Short problem: Copy out the records in full, word for word, without pictures.
- - -
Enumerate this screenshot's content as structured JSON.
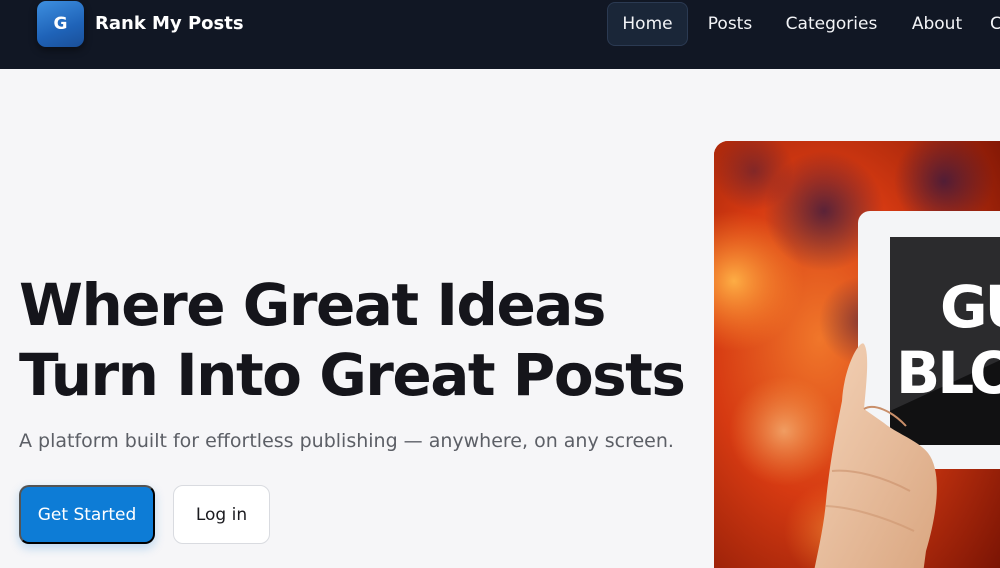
{
  "brand": {
    "logo_letter": "G",
    "name": "Rank My Posts"
  },
  "nav": {
    "items": [
      {
        "label": "Home",
        "active": true
      },
      {
        "label": "Posts",
        "active": false
      },
      {
        "label": "Categories",
        "active": false
      },
      {
        "label": "About",
        "active": false
      },
      {
        "label": "C",
        "active": false
      }
    ]
  },
  "hero": {
    "title_line1": "Where Great Ideas",
    "title_line2": "Turn Into Great Posts",
    "subtitle": "A platform built for effortless publishing — anywhere, on any screen.",
    "primary_button": "Get Started",
    "secondary_button": "Log in",
    "image_text_line1": "GU",
    "image_text_line2": "BLO"
  },
  "colors": {
    "navbar_bg": "#111724",
    "primary": "#0d7cd6",
    "page_bg": "#f6f6f8",
    "heading": "#15151b"
  }
}
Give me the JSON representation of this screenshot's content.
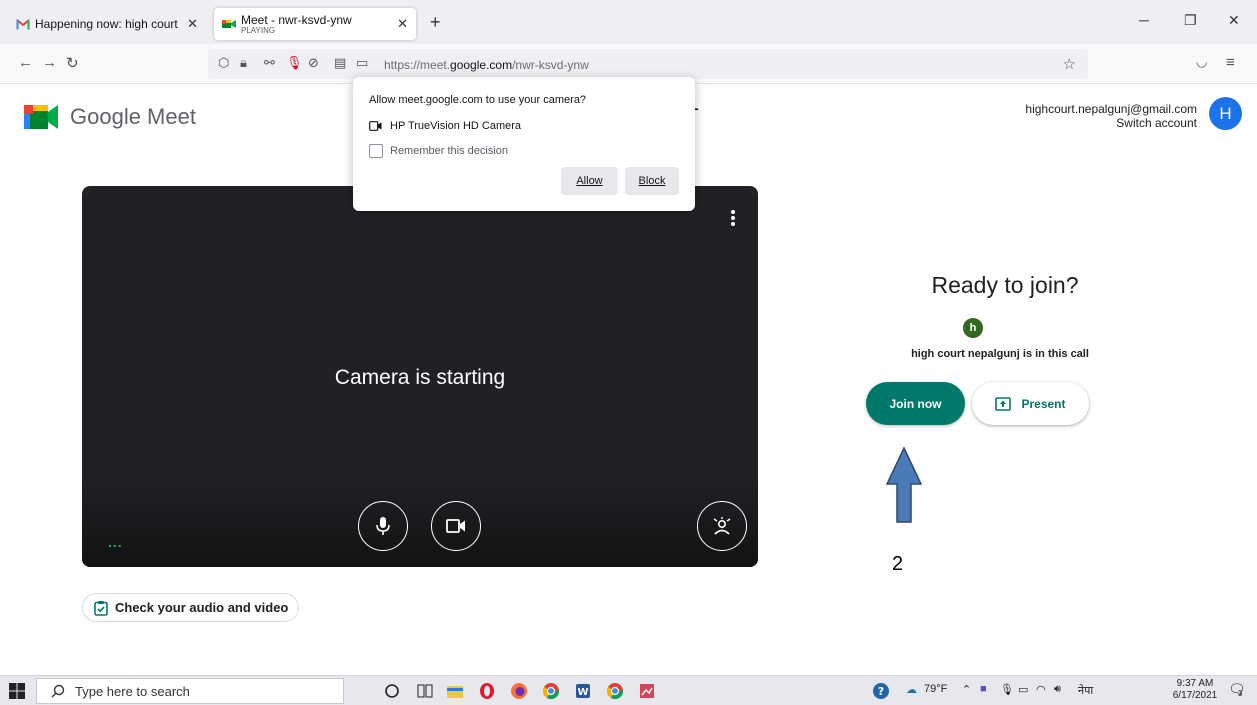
{
  "browser": {
    "tabs": [
      {
        "label": "Happening now: high court nep",
        "active": false
      },
      {
        "label": "Meet - nwr-ksvd-ynw",
        "sublabel": "PLAYING",
        "active": true
      }
    ],
    "url_prefix": "https://meet.",
    "url_domain": "google.com",
    "url_path": "/nwr-ksvd-ynw"
  },
  "header": {
    "app_name": "Google Meet",
    "account_email": "highcourt.nepalgunj@gmail.com",
    "switch_account": "Switch account",
    "avatar_letter": "H"
  },
  "permission_popup": {
    "question": "Allow meet.google.com to use your camera?",
    "camera_name": "HP TrueVision HD Camera",
    "remember_label": "Remember this decision",
    "allow_label": "Allow",
    "block_label": "Block"
  },
  "annotations": {
    "step1": "1",
    "step2": "2",
    "arrow_color": "#2f4a6e"
  },
  "video": {
    "status": "Camera is starting",
    "dots": "..."
  },
  "check_button": "Check your audio and video",
  "join_panel": {
    "title": "Ready to join?",
    "participant_initial": "h",
    "in_call_text": "high court nepalgunj is in this call",
    "join_label": "Join now",
    "present_label": "Present"
  },
  "taskbar": {
    "search_placeholder": "Type here to search",
    "weather": "79°F",
    "lang": "नेपा",
    "time": "9:37 AM",
    "date": "6/17/2021",
    "notifications": "3"
  },
  "colors": {
    "meet_green": "#00796b",
    "account_blue": "#1a73e8",
    "video_bg": "#202124"
  }
}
- - -
Full output:
Enumerate this screenshot's content as structured JSON.
{
  "brand": {
    "logo_letter": "G",
    "name": "Rank My Posts"
  },
  "nav": {
    "items": [
      {
        "label": "Home",
        "active": true
      },
      {
        "label": "Posts",
        "active": false
      },
      {
        "label": "Categories",
        "active": false
      },
      {
        "label": "About",
        "active": false
      },
      {
        "label": "C",
        "active": false
      }
    ]
  },
  "hero": {
    "title_line1": "Where Great Ideas",
    "title_line2": "Turn Into Great Posts",
    "subtitle": "A platform built for effortless publishing — anywhere, on any screen.",
    "primary_button": "Get Started",
    "secondary_button": "Log in",
    "image_text_line1": "GU",
    "image_text_line2": "BLO"
  },
  "colors": {
    "navbar_bg": "#111724",
    "primary": "#0d7cd6",
    "page_bg": "#f6f6f8",
    "heading": "#15151b"
  }
}
Give me the JSON representation of this screenshot's content.
{
  "browser": {
    "tabs": [
      {
        "label": "Happening now: high court nep",
        "active": false
      },
      {
        "label": "Meet - nwr-ksvd-ynw",
        "sublabel": "PLAYING",
        "active": true
      }
    ],
    "url_prefix": "https://meet.",
    "url_domain": "google.com",
    "url_path": "/nwr-ksvd-ynw"
  },
  "header": {
    "app_name": "Google Meet",
    "account_email": "highcourt.nepalgunj@gmail.com",
    "switch_account": "Switch account",
    "avatar_letter": "H"
  },
  "permission_popup": {
    "question": "Allow meet.google.com to use your camera?",
    "camera_name": "HP TrueVision HD Camera",
    "remember_label": "Remember this decision",
    "allow_label": "Allow",
    "block_label": "Block"
  },
  "annotations": {
    "step1": "1",
    "step2": "2",
    "arrow_color": "#2f4a6e"
  },
  "video": {
    "status": "Camera is starting",
    "dots": "..."
  },
  "check_button": "Check your audio and video",
  "join_panel": {
    "title": "Ready to join?",
    "participant_initial": "h",
    "in_call_text": "high court nepalgunj is in this call",
    "join_label": "Join now",
    "present_label": "Present"
  },
  "taskbar": {
    "search_placeholder": "Type here to search",
    "weather": "79°F",
    "lang": "नेपा",
    "time": "9:37 AM",
    "date": "6/17/2021",
    "notifications": "3"
  },
  "colors": {
    "meet_green": "#00796b",
    "account_blue": "#1a73e8",
    "video_bg": "#202124"
  }
}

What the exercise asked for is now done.